---------- Data

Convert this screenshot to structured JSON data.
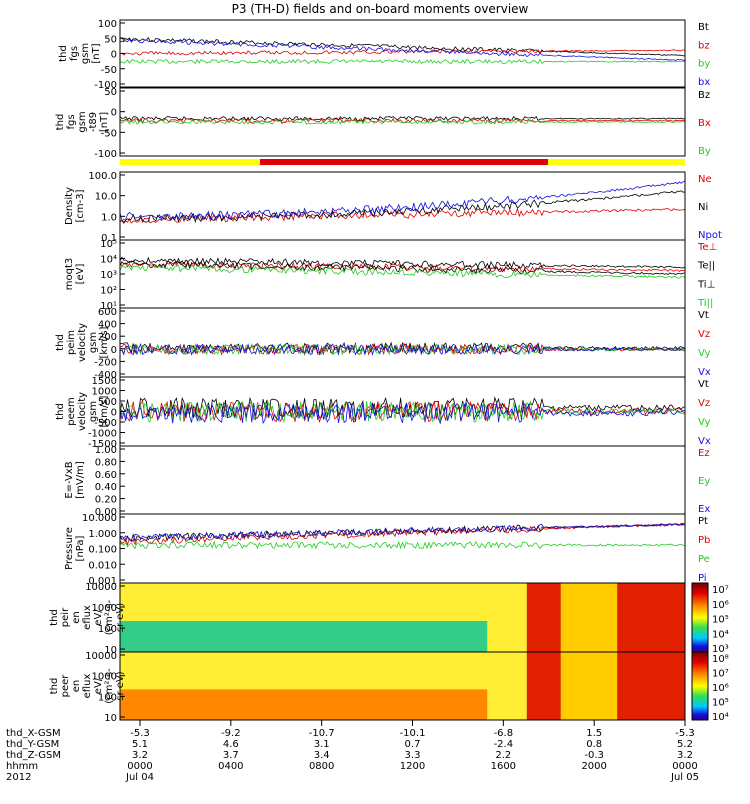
{
  "title": "P3 (TH-D) fields and on-board moments overview",
  "colors": {
    "black": "#000000",
    "red": "#e00000",
    "green": "#22cc22",
    "blue": "#1010e0",
    "yellow": "#ffff00"
  },
  "chart_data": {
    "type": "multi-panel time series",
    "x_labels": {
      "x_gsm": [
        "-5.3",
        "-9.2",
        "-10.7",
        "-10.1",
        "-6.8",
        "1.5",
        "-5.3"
      ],
      "y_gsm": [
        "5.1",
        "4.6",
        "3.1",
        "0.7",
        "-2.4",
        "0.8",
        "5.2"
      ],
      "z_gsm": [
        "3.2",
        "3.7",
        "3.4",
        "3.3",
        "2.2",
        "-0.3",
        "3.2"
      ],
      "hhmm": [
        "0000",
        "0400",
        "0800",
        "1200",
        "1600",
        "2000",
        "0000"
      ],
      "date_row": [
        "Jul 04",
        "",
        "",
        "",
        "",
        "",
        "Jul 05"
      ]
    },
    "row_labels": [
      "thd_X-GSM",
      "thd_Y-GSM",
      "thd_Z-GSM",
      "hhmm",
      "2012"
    ],
    "panels": [
      {
        "name": "fgs",
        "ylabel": [
          "thd",
          "fgs",
          "gsm",
          "[nT]"
        ],
        "ylim": [
          -100,
          100
        ],
        "ticks": [
          "100",
          "50",
          "0",
          "-50",
          "-100"
        ],
        "legend": [
          "Bt",
          "bz",
          "by",
          "bx"
        ]
      },
      {
        "name": "fgs-t89",
        "ylabel": [
          "thd",
          "fgs",
          "gsm",
          "-t89",
          "[nT]"
        ],
        "ylim": [
          -120,
          60
        ],
        "ticks": [
          "50",
          "0",
          "-50",
          "-100"
        ],
        "legend": [
          "Bz",
          "Bx",
          "By"
        ]
      },
      {
        "name": "density",
        "ylabel": [
          "Density",
          "[cm-3]"
        ],
        "scale": "log",
        "ticks": [
          "100.0",
          "10.0",
          "1.0",
          "0.1"
        ],
        "legend": [
          "Ne",
          "Ni",
          "Npot"
        ]
      },
      {
        "name": "temperature",
        "ylabel": [
          "moqt3",
          "[eV]"
        ],
        "scale": "log",
        "ticks": [
          "10⁵",
          "10⁴",
          "10³",
          "10²",
          "10¹"
        ],
        "legend": [
          "Te⊥",
          "Te||",
          "Ti⊥",
          "Ti||"
        ]
      },
      {
        "name": "peim-velocity",
        "ylabel": [
          "thd",
          "peim",
          "velocity",
          "gsm",
          "[km/s]"
        ],
        "ylim": [
          -400,
          600
        ],
        "ticks": [
          "600",
          "400",
          "200",
          "0",
          "-200",
          "-400"
        ],
        "legend": [
          "Vt",
          "Vz",
          "Vy",
          "Vx"
        ]
      },
      {
        "name": "peem-velocity",
        "ylabel": [
          "thd",
          "peem",
          "velocity",
          "gsm",
          "[km/s]"
        ],
        "ylim": [
          -1500,
          1500
        ],
        "ticks": [
          "1500",
          "1000",
          "500",
          "0",
          "-500",
          "-1000",
          "-1500"
        ],
        "legend": [
          "Vt",
          "Vz",
          "Vy",
          "Vx"
        ]
      },
      {
        "name": "vxb",
        "ylabel": [
          "E=-VxB",
          "[mV/m]"
        ],
        "ylim": [
          0,
          1
        ],
        "ticks": [
          "1.00",
          "0.80",
          "0.60",
          "0.40",
          "0.20",
          "0.00"
        ],
        "legend": [
          "Ez",
          "Ey",
          "Ex"
        ]
      },
      {
        "name": "pressure",
        "ylabel": [
          "Pressure",
          "[nPa]"
        ],
        "scale": "log",
        "ticks": [
          "10.000",
          "1.000",
          "0.100",
          "0.010",
          "0.001"
        ],
        "legend": [
          "Pt",
          "Pb",
          "Pe",
          "Pi"
        ]
      },
      {
        "name": "peir-spectrogram",
        "ylabel": [
          "thd",
          "peir",
          "en",
          "eflux",
          "eV/",
          "(cm²-s-",
          "sr-eV)"
        ],
        "scale": "log",
        "ticks": [
          "10000",
          "1000",
          "100",
          "10"
        ],
        "colorbar": [
          "10⁷",
          "10⁶",
          "10⁵",
          "10⁴",
          "10³"
        ]
      },
      {
        "name": "peer-spectrogram",
        "ylabel": [
          "thd",
          "peer",
          "en",
          "eflux",
          "eV/",
          "(cm²-s-",
          "sr-eV)"
        ],
        "scale": "log",
        "ticks": [
          "10000",
          "1000",
          "100",
          "10"
        ],
        "colorbar": [
          "10⁸",
          "10⁷",
          "10⁶",
          "10⁵",
          "10⁴"
        ]
      }
    ]
  }
}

--------------------

What to produce: Every line above should be returned word for word, with the pictures left behind.

Answer for this exercise:
Convert this screenshot to structured JSON data.
{
  "title": "P3 (TH-D) fields and on-board moments overview",
  "colors": {
    "black": "#000000",
    "red": "#e00000",
    "green": "#22cc22",
    "blue": "#1010e0",
    "yellow": "#ffff00"
  },
  "chart_data": {
    "type": "multi-panel time series",
    "x_labels": {
      "x_gsm": [
        "-5.3",
        "-9.2",
        "-10.7",
        "-10.1",
        "-6.8",
        "1.5",
        "-5.3"
      ],
      "y_gsm": [
        "5.1",
        "4.6",
        "3.1",
        "0.7",
        "-2.4",
        "0.8",
        "5.2"
      ],
      "z_gsm": [
        "3.2",
        "3.7",
        "3.4",
        "3.3",
        "2.2",
        "-0.3",
        "3.2"
      ],
      "hhmm": [
        "0000",
        "0400",
        "0800",
        "1200",
        "1600",
        "2000",
        "0000"
      ],
      "date_row": [
        "Jul 04",
        "",
        "",
        "",
        "",
        "",
        "Jul 05"
      ]
    },
    "row_labels": [
      "thd_X-GSM",
      "thd_Y-GSM",
      "thd_Z-GSM",
      "hhmm",
      "2012"
    ],
    "panels": [
      {
        "name": "fgs",
        "ylabel": [
          "thd",
          "fgs",
          "gsm",
          "[nT]"
        ],
        "ylim": [
          -100,
          100
        ],
        "ticks": [
          "100",
          "50",
          "0",
          "-50",
          "-100"
        ],
        "legend": [
          "Bt",
          "bz",
          "by",
          "bx"
        ]
      },
      {
        "name": "fgs-t89",
        "ylabel": [
          "thd",
          "fgs",
          "gsm",
          "-t89",
          "[nT]"
        ],
        "ylim": [
          -120,
          60
        ],
        "ticks": [
          "50",
          "0",
          "-50",
          "-100"
        ],
        "legend": [
          "Bz",
          "Bx",
          "By"
        ]
      },
      {
        "name": "density",
        "ylabel": [
          "Density",
          "[cm-3]"
        ],
        "scale": "log",
        "ticks": [
          "100.0",
          "10.0",
          "1.0",
          "0.1"
        ],
        "legend": [
          "Ne",
          "Ni",
          "Npot"
        ]
      },
      {
        "name": "temperature",
        "ylabel": [
          "moqt3",
          "[eV]"
        ],
        "scale": "log",
        "ticks": [
          "10⁵",
          "10⁴",
          "10³",
          "10²",
          "10¹"
        ],
        "legend": [
          "Te⊥",
          "Te||",
          "Ti⊥",
          "Ti||"
        ]
      },
      {
        "name": "peim-velocity",
        "ylabel": [
          "thd",
          "peim",
          "velocity",
          "gsm",
          "[km/s]"
        ],
        "ylim": [
          -400,
          600
        ],
        "ticks": [
          "600",
          "400",
          "200",
          "0",
          "-200",
          "-400"
        ],
        "legend": [
          "Vt",
          "Vz",
          "Vy",
          "Vx"
        ]
      },
      {
        "name": "peem-velocity",
        "ylabel": [
          "thd",
          "peem",
          "velocity",
          "gsm",
          "[km/s]"
        ],
        "ylim": [
          -1500,
          1500
        ],
        "ticks": [
          "1500",
          "1000",
          "500",
          "0",
          "-500",
          "-1000",
          "-1500"
        ],
        "legend": [
          "Vt",
          "Vz",
          "Vy",
          "Vx"
        ]
      },
      {
        "name": "vxb",
        "ylabel": [
          "E=-VxB",
          "[mV/m]"
        ],
        "ylim": [
          0,
          1
        ],
        "ticks": [
          "1.00",
          "0.80",
          "0.60",
          "0.40",
          "0.20",
          "0.00"
        ],
        "legend": [
          "Ez",
          "Ey",
          "Ex"
        ]
      },
      {
        "name": "pressure",
        "ylabel": [
          "Pressure",
          "[nPa]"
        ],
        "scale": "log",
        "ticks": [
          "10.000",
          "1.000",
          "0.100",
          "0.010",
          "0.001"
        ],
        "legend": [
          "Pt",
          "Pb",
          "Pe",
          "Pi"
        ]
      },
      {
        "name": "peir-spectrogram",
        "ylabel": [
          "thd",
          "peir",
          "en",
          "eflux",
          "eV/",
          "(cm²-s-",
          "sr-eV)"
        ],
        "scale": "log",
        "ticks": [
          "10000",
          "1000",
          "100",
          "10"
        ],
        "colorbar": [
          "10⁷",
          "10⁶",
          "10⁵",
          "10⁴",
          "10³"
        ]
      },
      {
        "name": "peer-spectrogram",
        "ylabel": [
          "thd",
          "peer",
          "en",
          "eflux",
          "eV/",
          "(cm²-s-",
          "sr-eV)"
        ],
        "scale": "log",
        "ticks": [
          "10000",
          "1000",
          "100",
          "10"
        ],
        "colorbar": [
          "10⁸",
          "10⁷",
          "10⁶",
          "10⁵",
          "10⁴"
        ]
      }
    ]
  }
}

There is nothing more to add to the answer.